Each line below should be retyped exactly, with no pictures.
------ Input records ------
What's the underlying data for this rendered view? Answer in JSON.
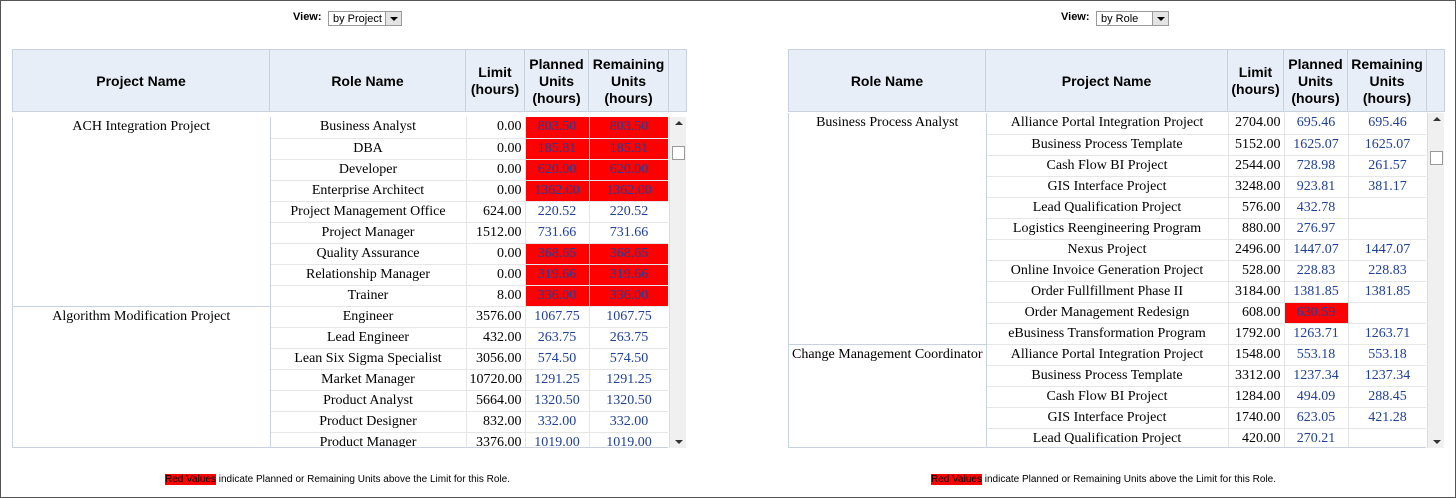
{
  "panels": [
    {
      "view": {
        "label": "View:",
        "value": "by Project"
      },
      "columns": [
        "Project Name",
        "Role Name",
        "Limit (hours)",
        "Planned Units (hours)",
        "Remaining Units (hours)"
      ],
      "groups": [
        {
          "name": "ACH Integration Project",
          "rows": [
            {
              "name": "Business Analyst",
              "limit": "0.00",
              "planned": "803.50",
              "remaining": "803.50",
              "over_limit": true
            },
            {
              "name": "DBA",
              "limit": "0.00",
              "planned": "185.81",
              "remaining": "185.81",
              "over_limit": true
            },
            {
              "name": "Developer",
              "limit": "0.00",
              "planned": "620.00",
              "remaining": "620.00",
              "over_limit": true
            },
            {
              "name": "Enterprise Architect",
              "limit": "0.00",
              "planned": "1362.00",
              "remaining": "1362.00",
              "over_limit": true
            },
            {
              "name": "Project Management Office",
              "limit": "624.00",
              "planned": "220.52",
              "remaining": "220.52",
              "over_limit": false
            },
            {
              "name": "Project Manager",
              "limit": "1512.00",
              "planned": "731.66",
              "remaining": "731.66",
              "over_limit": false
            },
            {
              "name": "Quality Assurance",
              "limit": "0.00",
              "planned": "368.65",
              "remaining": "368.65",
              "over_limit": true
            },
            {
              "name": "Relationship Manager",
              "limit": "0.00",
              "planned": "319.66",
              "remaining": "319.66",
              "over_limit": true
            },
            {
              "name": "Trainer",
              "limit": "8.00",
              "planned": "336.00",
              "remaining": "336.00",
              "over_limit": true
            }
          ]
        },
        {
          "name": "Algorithm Modification Project",
          "rows": [
            {
              "name": "Engineer",
              "limit": "3576.00",
              "planned": "1067.75",
              "remaining": "1067.75",
              "over_limit": false
            },
            {
              "name": "Lead Engineer",
              "limit": "432.00",
              "planned": "263.75",
              "remaining": "263.75",
              "over_limit": false
            },
            {
              "name": "Lean Six Sigma Specialist",
              "limit": "3056.00",
              "planned": "574.50",
              "remaining": "574.50",
              "over_limit": false
            },
            {
              "name": "Market Manager",
              "limit": "10720.00",
              "planned": "1291.25",
              "remaining": "1291.25",
              "over_limit": false
            },
            {
              "name": "Product Analyst",
              "limit": "5664.00",
              "planned": "1320.50",
              "remaining": "1320.50",
              "over_limit": false
            },
            {
              "name": "Product Designer",
              "limit": "832.00",
              "planned": "332.00",
              "remaining": "332.00",
              "over_limit": false
            },
            {
              "name": "Product Manager",
              "limit": "3376.00",
              "planned": "1019.00",
              "remaining": "1019.00",
              "over_limit": false
            }
          ]
        }
      ],
      "legend": {
        "highlight": "Red Values",
        "text": "indicate Planned or Remaining Units above the Limit for this Role."
      }
    },
    {
      "view": {
        "label": "View:",
        "value": "by Role"
      },
      "columns": [
        "Role Name",
        "Project Name",
        "Limit (hours)",
        "Planned Units (hours)",
        "Remaining Units (hours)"
      ],
      "groups": [
        {
          "name": "Business Process Analyst",
          "rows": [
            {
              "name": "Alliance Portal Integration Project",
              "limit": "2704.00",
              "planned": "695.46",
              "remaining": "695.46",
              "over_limit": false
            },
            {
              "name": "Business Process Template",
              "limit": "5152.00",
              "planned": "1625.07",
              "remaining": "1625.07",
              "over_limit": false
            },
            {
              "name": "Cash Flow BI Project",
              "limit": "2544.00",
              "planned": "728.98",
              "remaining": "261.57",
              "over_limit": false
            },
            {
              "name": "GIS Interface Project",
              "limit": "3248.00",
              "planned": "923.81",
              "remaining": "381.17",
              "over_limit": false
            },
            {
              "name": "Lead Qualification Project",
              "limit": "576.00",
              "planned": "432.78",
              "remaining": null,
              "over_limit": false
            },
            {
              "name": "Logistics Reengineering Program",
              "limit": "880.00",
              "planned": "276.97",
              "remaining": null,
              "over_limit": false
            },
            {
              "name": "Nexus Project",
              "limit": "2496.00",
              "planned": "1447.07",
              "remaining": "1447.07",
              "over_limit": false
            },
            {
              "name": "Online Invoice Generation Project",
              "limit": "528.00",
              "planned": "228.83",
              "remaining": "228.83",
              "over_limit": false
            },
            {
              "name": "Order Fullfillment Phase II",
              "limit": "3184.00",
              "planned": "1381.85",
              "remaining": "1381.85",
              "over_limit": false
            },
            {
              "name": "Order Management Redesign",
              "limit": "608.00",
              "planned": "630.59",
              "remaining": null,
              "over_limit": true
            },
            {
              "name": "eBusiness Transformation Program",
              "limit": "1792.00",
              "planned": "1263.71",
              "remaining": "1263.71",
              "over_limit": false
            }
          ]
        },
        {
          "name": "Change Management Coordinator",
          "rows": [
            {
              "name": "Alliance Portal Integration Project",
              "limit": "1548.00",
              "planned": "553.18",
              "remaining": "553.18",
              "over_limit": false
            },
            {
              "name": "Business Process Template",
              "limit": "3312.00",
              "planned": "1237.34",
              "remaining": "1237.34",
              "over_limit": false
            },
            {
              "name": "Cash Flow BI Project",
              "limit": "1284.00",
              "planned": "494.09",
              "remaining": "288.45",
              "over_limit": false
            },
            {
              "name": "GIS Interface Project",
              "limit": "1740.00",
              "planned": "623.05",
              "remaining": "421.28",
              "over_limit": false
            },
            {
              "name": "Lead Qualification Project",
              "limit": "420.00",
              "planned": "270.21",
              "remaining": null,
              "over_limit": false
            }
          ]
        }
      ],
      "legend": {
        "highlight": "Red Values",
        "text": "indicate Planned or Remaining Units above the Limit for this Role."
      }
    }
  ]
}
------
Response to this task:
What's the underlying data for this rendered view? Answer in JSON.
{
  "panels": [
    {
      "view": {
        "label": "View:",
        "value": "by Project"
      },
      "columns": [
        "Project Name",
        "Role Name",
        "Limit (hours)",
        "Planned Units (hours)",
        "Remaining Units (hours)"
      ],
      "groups": [
        {
          "name": "ACH Integration Project",
          "rows": [
            {
              "name": "Business Analyst",
              "limit": "0.00",
              "planned": "803.50",
              "remaining": "803.50",
              "over_limit": true
            },
            {
              "name": "DBA",
              "limit": "0.00",
              "planned": "185.81",
              "remaining": "185.81",
              "over_limit": true
            },
            {
              "name": "Developer",
              "limit": "0.00",
              "planned": "620.00",
              "remaining": "620.00",
              "over_limit": true
            },
            {
              "name": "Enterprise Architect",
              "limit": "0.00",
              "planned": "1362.00",
              "remaining": "1362.00",
              "over_limit": true
            },
            {
              "name": "Project Management Office",
              "limit": "624.00",
              "planned": "220.52",
              "remaining": "220.52",
              "over_limit": false
            },
            {
              "name": "Project Manager",
              "limit": "1512.00",
              "planned": "731.66",
              "remaining": "731.66",
              "over_limit": false
            },
            {
              "name": "Quality Assurance",
              "limit": "0.00",
              "planned": "368.65",
              "remaining": "368.65",
              "over_limit": true
            },
            {
              "name": "Relationship Manager",
              "limit": "0.00",
              "planned": "319.66",
              "remaining": "319.66",
              "over_limit": true
            },
            {
              "name": "Trainer",
              "limit": "8.00",
              "planned": "336.00",
              "remaining": "336.00",
              "over_limit": true
            }
          ]
        },
        {
          "name": "Algorithm Modification Project",
          "rows": [
            {
              "name": "Engineer",
              "limit": "3576.00",
              "planned": "1067.75",
              "remaining": "1067.75",
              "over_limit": false
            },
            {
              "name": "Lead Engineer",
              "limit": "432.00",
              "planned": "263.75",
              "remaining": "263.75",
              "over_limit": false
            },
            {
              "name": "Lean Six Sigma Specialist",
              "limit": "3056.00",
              "planned": "574.50",
              "remaining": "574.50",
              "over_limit": false
            },
            {
              "name": "Market Manager",
              "limit": "10720.00",
              "planned": "1291.25",
              "remaining": "1291.25",
              "over_limit": false
            },
            {
              "name": "Product Analyst",
              "limit": "5664.00",
              "planned": "1320.50",
              "remaining": "1320.50",
              "over_limit": false
            },
            {
              "name": "Product Designer",
              "limit": "832.00",
              "planned": "332.00",
              "remaining": "332.00",
              "over_limit": false
            },
            {
              "name": "Product Manager",
              "limit": "3376.00",
              "planned": "1019.00",
              "remaining": "1019.00",
              "over_limit": false
            }
          ]
        }
      ],
      "legend": {
        "highlight": "Red Values",
        "text": "indicate Planned or Remaining Units above the Limit for this Role."
      }
    },
    {
      "view": {
        "label": "View:",
        "value": "by Role"
      },
      "columns": [
        "Role Name",
        "Project Name",
        "Limit (hours)",
        "Planned Units (hours)",
        "Remaining Units (hours)"
      ],
      "groups": [
        {
          "name": "Business Process Analyst",
          "rows": [
            {
              "name": "Alliance Portal Integration Project",
              "limit": "2704.00",
              "planned": "695.46",
              "remaining": "695.46",
              "over_limit": false
            },
            {
              "name": "Business Process Template",
              "limit": "5152.00",
              "planned": "1625.07",
              "remaining": "1625.07",
              "over_limit": false
            },
            {
              "name": "Cash Flow BI Project",
              "limit": "2544.00",
              "planned": "728.98",
              "remaining": "261.57",
              "over_limit": false
            },
            {
              "name": "GIS Interface Project",
              "limit": "3248.00",
              "planned": "923.81",
              "remaining": "381.17",
              "over_limit": false
            },
            {
              "name": "Lead Qualification Project",
              "limit": "576.00",
              "planned": "432.78",
              "remaining": null,
              "over_limit": false
            },
            {
              "name": "Logistics Reengineering Program",
              "limit": "880.00",
              "planned": "276.97",
              "remaining": null,
              "over_limit": false
            },
            {
              "name": "Nexus Project",
              "limit": "2496.00",
              "planned": "1447.07",
              "remaining": "1447.07",
              "over_limit": false
            },
            {
              "name": "Online Invoice Generation Project",
              "limit": "528.00",
              "planned": "228.83",
              "remaining": "228.83",
              "over_limit": false
            },
            {
              "name": "Order Fullfillment Phase II",
              "limit": "3184.00",
              "planned": "1381.85",
              "remaining": "1381.85",
              "over_limit": false
            },
            {
              "name": "Order Management Redesign",
              "limit": "608.00",
              "planned": "630.59",
              "remaining": null,
              "over_limit": true
            },
            {
              "name": "eBusiness Transformation Program",
              "limit": "1792.00",
              "planned": "1263.71",
              "remaining": "1263.71",
              "over_limit": false
            }
          ]
        },
        {
          "name": "Change Management Coordinator",
          "rows": [
            {
              "name": "Alliance Portal Integration Project",
              "limit": "1548.00",
              "planned": "553.18",
              "remaining": "553.18",
              "over_limit": false
            },
            {
              "name": "Business Process Template",
              "limit": "3312.00",
              "planned": "1237.34",
              "remaining": "1237.34",
              "over_limit": false
            },
            {
              "name": "Cash Flow BI Project",
              "limit": "1284.00",
              "planned": "494.09",
              "remaining": "288.45",
              "over_limit": false
            },
            {
              "name": "GIS Interface Project",
              "limit": "1740.00",
              "planned": "623.05",
              "remaining": "421.28",
              "over_limit": false
            },
            {
              "name": "Lead Qualification Project",
              "limit": "420.00",
              "planned": "270.21",
              "remaining": null,
              "over_limit": false
            }
          ]
        }
      ],
      "legend": {
        "highlight": "Red Values",
        "text": "indicate Planned or Remaining Units above the Limit for this Role."
      }
    }
  ]
}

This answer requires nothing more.